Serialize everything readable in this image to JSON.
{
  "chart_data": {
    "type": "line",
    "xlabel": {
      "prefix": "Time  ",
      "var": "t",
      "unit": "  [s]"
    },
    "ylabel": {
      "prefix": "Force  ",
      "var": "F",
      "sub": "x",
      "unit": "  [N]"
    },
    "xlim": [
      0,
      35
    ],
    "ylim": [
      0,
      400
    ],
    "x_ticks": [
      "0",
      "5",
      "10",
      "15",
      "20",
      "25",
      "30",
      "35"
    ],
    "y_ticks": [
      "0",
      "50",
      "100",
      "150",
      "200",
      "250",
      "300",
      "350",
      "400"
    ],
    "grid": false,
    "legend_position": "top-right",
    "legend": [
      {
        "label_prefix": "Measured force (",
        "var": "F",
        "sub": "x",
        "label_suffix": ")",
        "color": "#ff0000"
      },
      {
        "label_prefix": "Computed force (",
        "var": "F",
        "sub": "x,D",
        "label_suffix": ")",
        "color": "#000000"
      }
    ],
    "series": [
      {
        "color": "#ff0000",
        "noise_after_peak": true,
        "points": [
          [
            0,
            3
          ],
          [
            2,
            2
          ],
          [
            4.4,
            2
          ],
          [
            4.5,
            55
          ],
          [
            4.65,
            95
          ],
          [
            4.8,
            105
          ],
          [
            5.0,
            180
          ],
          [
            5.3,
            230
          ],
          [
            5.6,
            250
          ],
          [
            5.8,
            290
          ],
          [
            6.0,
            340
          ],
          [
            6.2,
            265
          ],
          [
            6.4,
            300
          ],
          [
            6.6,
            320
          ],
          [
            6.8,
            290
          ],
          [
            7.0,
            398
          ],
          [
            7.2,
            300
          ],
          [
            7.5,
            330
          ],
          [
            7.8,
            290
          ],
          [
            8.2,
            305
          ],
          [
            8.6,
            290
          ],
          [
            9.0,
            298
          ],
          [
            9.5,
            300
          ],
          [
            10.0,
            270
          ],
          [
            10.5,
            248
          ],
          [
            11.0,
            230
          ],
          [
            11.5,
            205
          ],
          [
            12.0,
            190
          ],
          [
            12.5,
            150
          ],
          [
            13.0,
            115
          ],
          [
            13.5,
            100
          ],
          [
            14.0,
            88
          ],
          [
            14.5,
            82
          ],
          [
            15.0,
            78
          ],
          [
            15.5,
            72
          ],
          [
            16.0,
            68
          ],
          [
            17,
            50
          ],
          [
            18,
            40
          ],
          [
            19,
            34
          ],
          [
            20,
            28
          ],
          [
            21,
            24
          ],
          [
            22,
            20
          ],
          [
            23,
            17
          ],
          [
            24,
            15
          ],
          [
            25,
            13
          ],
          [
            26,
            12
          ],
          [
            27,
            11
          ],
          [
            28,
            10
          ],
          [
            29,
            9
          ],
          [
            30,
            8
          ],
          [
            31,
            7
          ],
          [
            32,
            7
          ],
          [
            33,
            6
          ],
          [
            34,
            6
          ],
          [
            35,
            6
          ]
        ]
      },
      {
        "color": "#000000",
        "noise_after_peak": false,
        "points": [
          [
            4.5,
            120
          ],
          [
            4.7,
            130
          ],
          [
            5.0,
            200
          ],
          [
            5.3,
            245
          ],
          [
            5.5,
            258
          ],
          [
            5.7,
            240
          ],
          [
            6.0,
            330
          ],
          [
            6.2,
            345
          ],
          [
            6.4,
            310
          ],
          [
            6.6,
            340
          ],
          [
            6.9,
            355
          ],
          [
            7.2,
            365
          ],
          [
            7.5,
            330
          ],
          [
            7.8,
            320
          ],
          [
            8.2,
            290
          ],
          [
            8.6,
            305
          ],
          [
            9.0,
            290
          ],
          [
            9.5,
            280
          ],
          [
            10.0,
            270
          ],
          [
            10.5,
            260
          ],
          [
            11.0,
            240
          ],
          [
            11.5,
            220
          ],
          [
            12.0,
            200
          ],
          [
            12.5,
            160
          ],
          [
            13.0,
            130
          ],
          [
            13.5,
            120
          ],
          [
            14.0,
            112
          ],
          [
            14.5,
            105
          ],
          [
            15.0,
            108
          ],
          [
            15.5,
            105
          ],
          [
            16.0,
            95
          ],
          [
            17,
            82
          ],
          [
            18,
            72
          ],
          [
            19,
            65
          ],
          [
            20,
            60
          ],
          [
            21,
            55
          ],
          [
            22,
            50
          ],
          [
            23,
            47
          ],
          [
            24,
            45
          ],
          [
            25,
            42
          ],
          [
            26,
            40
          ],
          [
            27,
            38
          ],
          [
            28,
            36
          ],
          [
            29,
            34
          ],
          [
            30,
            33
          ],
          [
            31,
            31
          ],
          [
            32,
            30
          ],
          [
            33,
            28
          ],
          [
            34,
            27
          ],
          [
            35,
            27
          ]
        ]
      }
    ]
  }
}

....

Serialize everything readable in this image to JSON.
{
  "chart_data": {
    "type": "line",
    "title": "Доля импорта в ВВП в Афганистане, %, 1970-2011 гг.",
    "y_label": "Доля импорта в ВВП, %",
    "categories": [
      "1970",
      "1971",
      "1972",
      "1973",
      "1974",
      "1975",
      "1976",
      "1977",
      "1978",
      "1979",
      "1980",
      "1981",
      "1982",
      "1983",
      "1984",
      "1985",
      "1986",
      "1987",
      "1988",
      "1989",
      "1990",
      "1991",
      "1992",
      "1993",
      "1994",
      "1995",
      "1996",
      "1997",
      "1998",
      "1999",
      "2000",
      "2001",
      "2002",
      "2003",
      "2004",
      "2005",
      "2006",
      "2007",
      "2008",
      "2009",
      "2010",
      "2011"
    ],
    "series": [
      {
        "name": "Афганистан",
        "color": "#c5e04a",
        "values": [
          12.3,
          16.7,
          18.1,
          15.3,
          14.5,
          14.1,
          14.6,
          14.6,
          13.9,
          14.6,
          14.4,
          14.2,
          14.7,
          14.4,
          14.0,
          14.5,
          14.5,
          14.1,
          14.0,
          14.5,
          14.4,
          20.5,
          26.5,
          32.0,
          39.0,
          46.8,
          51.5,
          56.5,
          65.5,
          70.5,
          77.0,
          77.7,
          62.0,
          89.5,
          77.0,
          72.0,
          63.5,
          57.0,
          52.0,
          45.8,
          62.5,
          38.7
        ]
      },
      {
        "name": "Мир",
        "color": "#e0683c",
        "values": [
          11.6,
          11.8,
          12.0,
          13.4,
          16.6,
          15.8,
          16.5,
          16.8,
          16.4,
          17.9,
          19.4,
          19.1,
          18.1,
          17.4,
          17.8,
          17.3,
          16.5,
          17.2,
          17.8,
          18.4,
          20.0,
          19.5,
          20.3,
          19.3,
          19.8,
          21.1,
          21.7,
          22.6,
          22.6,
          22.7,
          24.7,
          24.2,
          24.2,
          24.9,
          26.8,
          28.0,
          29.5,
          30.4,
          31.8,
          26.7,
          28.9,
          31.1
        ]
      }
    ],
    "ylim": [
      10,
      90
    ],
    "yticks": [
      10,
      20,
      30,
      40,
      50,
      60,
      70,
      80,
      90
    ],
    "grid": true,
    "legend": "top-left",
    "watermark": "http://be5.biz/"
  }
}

....

### [EXERCISE DESCRIPTION]
Working from the entries above, return all lines that contain "Доля".

### [EXERCISE RESULT]
    "title": "Доля импорта в ВВП в Афганистане, %, 1970-2011 гг.",
    "y_label": "Доля импорта в ВВП, %",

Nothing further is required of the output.